WORK TO DO: Search the material and gather each line with "STORY" in it.

(Items from a dataset)
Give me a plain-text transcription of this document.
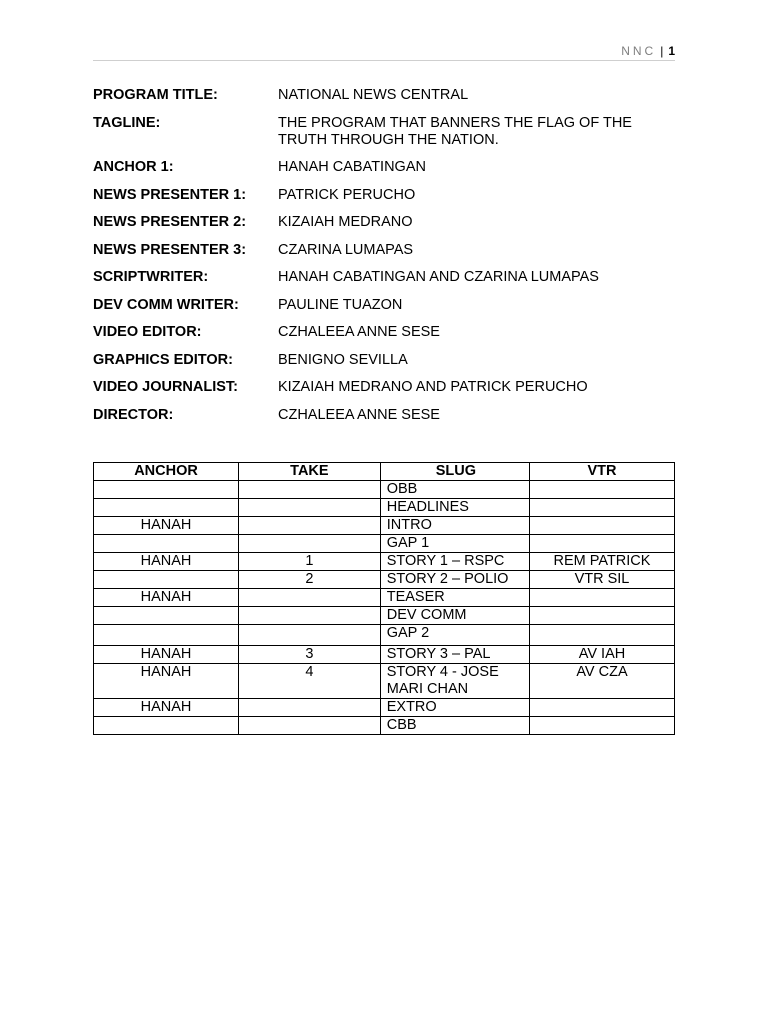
NNC | 1
PROGRAM TITLE:	NATIONAL NEWS CENTRAL
TAGLINE:	THE PROGRAM THAT BANNERS THE FLAG OF THE TRUTH THROUGH THE NATION.
ANCHOR 1:	HANAH CABATINGAN
NEWS PRESENTER 1:	PATRICK PERUCHO
NEWS PRESENTER 2:	KIZAIAH MEDRANO
NEWS PRESENTER 3:	CZARINA LUMAPAS
SCRIPTWRITER:	HANAH CABATINGAN AND CZARINA LUMAPAS
DEV COMM WRITER:	PAULINE TUAZON
VIDEO EDITOR:	CZHALEEA ANNE SESE
GRAPHICS EDITOR:	BENIGNO SEVILLA
VIDEO JOURNALIST:	KIZAIAH MEDRANO AND PATRICK PERUCHO
DIRECTOR:	CZHALEEA ANNE SESE
ANCHOR	TAKE	SLUG	VTR
		OBB	
		HEADLINES	
HANAH		INTRO	
		GAP 1	
HANAH	1	STORY 1 – RSPC	REM PATRICK
	2	STORY 2 – POLIO	VTR SIL
HANAH		TEASER	
		DEV COMM	
		GAP 2	
HANAH	3	STORY 3 – PAL	AV IAH
HANAH	4	STORY 4 - JOSE MARI CHAN	AV CZA
HANAH		EXTRO	
		CBB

RESULT OF THE TASK:
HANAH	1	STORY 1 – RSPC	REM PATRICK
	2	STORY 2 – POLIO	VTR SIL
HANAH	3	STORY 3 – PAL	AV IAH
HANAH	4	STORY 4 - JOSE MARI CHAN	AV CZA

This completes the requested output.